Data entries
···
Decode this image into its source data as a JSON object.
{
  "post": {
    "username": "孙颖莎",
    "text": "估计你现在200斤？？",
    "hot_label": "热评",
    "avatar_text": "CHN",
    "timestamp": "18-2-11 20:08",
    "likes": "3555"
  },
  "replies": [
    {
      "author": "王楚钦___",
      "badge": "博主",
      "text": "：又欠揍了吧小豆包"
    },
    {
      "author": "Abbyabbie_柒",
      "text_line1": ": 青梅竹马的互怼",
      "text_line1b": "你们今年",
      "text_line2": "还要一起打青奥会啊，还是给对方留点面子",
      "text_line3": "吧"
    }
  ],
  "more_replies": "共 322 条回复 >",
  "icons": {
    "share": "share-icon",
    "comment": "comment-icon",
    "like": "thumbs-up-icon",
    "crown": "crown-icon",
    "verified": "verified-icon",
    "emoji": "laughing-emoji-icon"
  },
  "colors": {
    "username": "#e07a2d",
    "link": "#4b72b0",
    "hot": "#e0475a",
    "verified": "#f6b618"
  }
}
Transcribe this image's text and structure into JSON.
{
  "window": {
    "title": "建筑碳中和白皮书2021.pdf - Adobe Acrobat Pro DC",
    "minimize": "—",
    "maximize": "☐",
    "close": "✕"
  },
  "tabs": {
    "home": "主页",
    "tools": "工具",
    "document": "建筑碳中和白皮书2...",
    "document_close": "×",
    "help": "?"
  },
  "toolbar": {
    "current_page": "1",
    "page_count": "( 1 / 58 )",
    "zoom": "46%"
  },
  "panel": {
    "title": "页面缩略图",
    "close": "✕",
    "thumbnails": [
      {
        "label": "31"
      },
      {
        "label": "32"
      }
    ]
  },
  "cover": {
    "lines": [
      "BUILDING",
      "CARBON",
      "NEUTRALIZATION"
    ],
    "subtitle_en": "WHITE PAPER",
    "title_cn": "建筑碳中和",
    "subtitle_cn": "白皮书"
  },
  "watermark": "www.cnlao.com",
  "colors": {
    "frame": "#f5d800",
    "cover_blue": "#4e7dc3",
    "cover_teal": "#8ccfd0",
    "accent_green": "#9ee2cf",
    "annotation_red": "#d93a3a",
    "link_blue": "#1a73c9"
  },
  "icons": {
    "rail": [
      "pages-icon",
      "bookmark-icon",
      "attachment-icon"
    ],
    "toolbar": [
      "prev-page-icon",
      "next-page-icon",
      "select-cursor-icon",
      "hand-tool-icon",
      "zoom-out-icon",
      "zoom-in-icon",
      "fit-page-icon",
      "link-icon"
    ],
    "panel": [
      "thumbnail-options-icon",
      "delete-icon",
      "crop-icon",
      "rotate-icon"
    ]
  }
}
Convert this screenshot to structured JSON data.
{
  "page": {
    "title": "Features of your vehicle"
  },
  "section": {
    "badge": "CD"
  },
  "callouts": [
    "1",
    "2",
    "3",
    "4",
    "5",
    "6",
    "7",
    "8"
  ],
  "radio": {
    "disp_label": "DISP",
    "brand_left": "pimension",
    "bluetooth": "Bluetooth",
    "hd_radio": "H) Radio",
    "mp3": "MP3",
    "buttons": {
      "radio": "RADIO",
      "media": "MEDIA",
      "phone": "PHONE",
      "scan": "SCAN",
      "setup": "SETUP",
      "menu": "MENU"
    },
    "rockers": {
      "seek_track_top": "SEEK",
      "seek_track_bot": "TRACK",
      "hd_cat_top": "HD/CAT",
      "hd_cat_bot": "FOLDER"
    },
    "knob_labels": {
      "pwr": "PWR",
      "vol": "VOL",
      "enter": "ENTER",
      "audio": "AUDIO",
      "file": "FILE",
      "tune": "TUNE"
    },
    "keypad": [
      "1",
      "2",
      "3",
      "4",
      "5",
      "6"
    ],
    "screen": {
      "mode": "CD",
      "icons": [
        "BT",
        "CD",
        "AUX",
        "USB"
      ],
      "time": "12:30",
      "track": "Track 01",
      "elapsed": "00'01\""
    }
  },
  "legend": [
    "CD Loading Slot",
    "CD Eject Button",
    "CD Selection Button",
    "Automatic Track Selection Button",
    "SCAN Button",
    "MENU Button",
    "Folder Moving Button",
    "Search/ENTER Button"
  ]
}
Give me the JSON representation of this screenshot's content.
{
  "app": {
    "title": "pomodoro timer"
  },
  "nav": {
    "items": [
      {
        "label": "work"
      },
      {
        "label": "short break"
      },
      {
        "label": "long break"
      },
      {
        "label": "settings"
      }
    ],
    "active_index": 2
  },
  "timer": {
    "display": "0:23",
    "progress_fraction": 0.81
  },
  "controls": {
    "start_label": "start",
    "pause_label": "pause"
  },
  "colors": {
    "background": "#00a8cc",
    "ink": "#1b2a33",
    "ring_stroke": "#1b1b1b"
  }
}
···
*Written instruction*: All of the data needs to be printed once more, exactly.

*Response to this exercise*:
Decode this image into its source data as a JSON object.
{
  "post": {
    "username": "孙颖莎",
    "text": "估计你现在200斤？？",
    "hot_label": "热评",
    "avatar_text": "CHN",
    "timestamp": "18-2-11 20:08",
    "likes": "3555"
  },
  "replies": [
    {
      "author": "王楚钦___",
      "badge": "博主",
      "text": "：又欠揍了吧小豆包"
    },
    {
      "author": "Abbyabbie_柒",
      "text_line1": ": 青梅竹马的互怼",
      "text_line1b": "你们今年",
      "text_line2": "还要一起打青奥会啊，还是给对方留点面子",
      "text_line3": "吧"
    }
  ],
  "more_replies": "共 322 条回复 >",
  "icons": {
    "share": "share-icon",
    "comment": "comment-icon",
    "like": "thumbs-up-icon",
    "crown": "crown-icon",
    "verified": "verified-icon",
    "emoji": "laughing-emoji-icon"
  },
  "colors": {
    "username": "#e07a2d",
    "link": "#4b72b0",
    "hot": "#e0475a",
    "verified": "#f6b618"
  }
}
Transcribe this image's text and structure into JSON.
{
  "window": {
    "title": "建筑碳中和白皮书2021.pdf - Adobe Acrobat Pro DC",
    "minimize": "—",
    "maximize": "☐",
    "close": "✕"
  },
  "tabs": {
    "home": "主页",
    "tools": "工具",
    "document": "建筑碳中和白皮书2...",
    "document_close": "×",
    "help": "?"
  },
  "toolbar": {
    "current_page": "1",
    "page_count": "( 1 / 58 )",
    "zoom": "46%"
  },
  "panel": {
    "title": "页面缩略图",
    "close": "✕",
    "thumbnails": [
      {
        "label": "31"
      },
      {
        "label": "32"
      }
    ]
  },
  "cover": {
    "lines": [
      "BUILDING",
      "CARBON",
      "NEUTRALIZATION"
    ],
    "subtitle_en": "WHITE PAPER",
    "title_cn": "建筑碳中和",
    "subtitle_cn": "白皮书"
  },
  "watermark": "www.cnlao.com",
  "colors": {
    "frame": "#f5d800",
    "cover_blue": "#4e7dc3",
    "cover_teal": "#8ccfd0",
    "accent_green": "#9ee2cf",
    "annotation_red": "#d93a3a",
    "link_blue": "#1a73c9"
  },
  "icons": {
    "rail": [
      "pages-icon",
      "bookmark-icon",
      "attachment-icon"
    ],
    "toolbar": [
      "prev-page-icon",
      "next-page-icon",
      "select-cursor-icon",
      "hand-tool-icon",
      "zoom-out-icon",
      "zoom-in-icon",
      "fit-page-icon",
      "link-icon"
    ],
    "panel": [
      "thumbnail-options-icon",
      "delete-icon",
      "crop-icon",
      "rotate-icon"
    ]
  }
}
Convert this screenshot to structured JSON data.
{
  "page": {
    "title": "Features of your vehicle"
  },
  "section": {
    "badge": "CD"
  },
  "callouts": [
    "1",
    "2",
    "3",
    "4",
    "5",
    "6",
    "7",
    "8"
  ],
  "radio": {
    "disp_label": "DISP",
    "brand_left": "pimension",
    "bluetooth": "Bluetooth",
    "hd_radio": "H) Radio",
    "mp3": "MP3",
    "buttons": {
      "radio": "RADIO",
      "media": "MEDIA",
      "phone": "PHONE",
      "scan": "SCAN",
      "setup": "SETUP",
      "menu": "MENU"
    },
    "rockers": {
      "seek_track_top": "SEEK",
      "seek_track_bot": "TRACK",
      "hd_cat_top": "HD/CAT",
      "hd_cat_bot": "FOLDER"
    },
    "knob_labels": {
      "pwr": "PWR",
      "vol": "VOL",
      "enter": "ENTER",
      "audio": "AUDIO",
      "file": "FILE",
      "tune": "TUNE"
    },
    "keypad": [
      "1",
      "2",
      "3",
      "4",
      "5",
      "6"
    ],
    "screen": {
      "mode": "CD",
      "icons": [
        "BT",
        "CD",
        "AUX",
        "USB"
      ],
      "time": "12:30",
      "track": "Track 01",
      "elapsed": "00'01\""
    }
  },
  "legend": [
    "CD Loading Slot",
    "CD Eject Button",
    "CD Selection Button",
    "Automatic Track Selection Button",
    "SCAN Button",
    "MENU Button",
    "Folder Moving Button",
    "Search/ENTER Button"
  ]
}
Give me the JSON representation of this screenshot's content.
{
  "app": {
    "title": "pomodoro timer"
  },
  "nav": {
    "items": [
      {
        "label": "work"
      },
      {
        "label": "short break"
      },
      {
        "label": "long break"
      },
      {
        "label": "settings"
      }
    ],
    "active_index": 2
  },
  "timer": {
    "display": "0:23",
    "progress_fraction": 0.81
  },
  "controls": {
    "start_label": "start",
    "pause_label": "pause"
  },
  "colors": {
    "background": "#00a8cc",
    "ink": "#1b2a33",
    "ring_stroke": "#1b1b1b"
  }
}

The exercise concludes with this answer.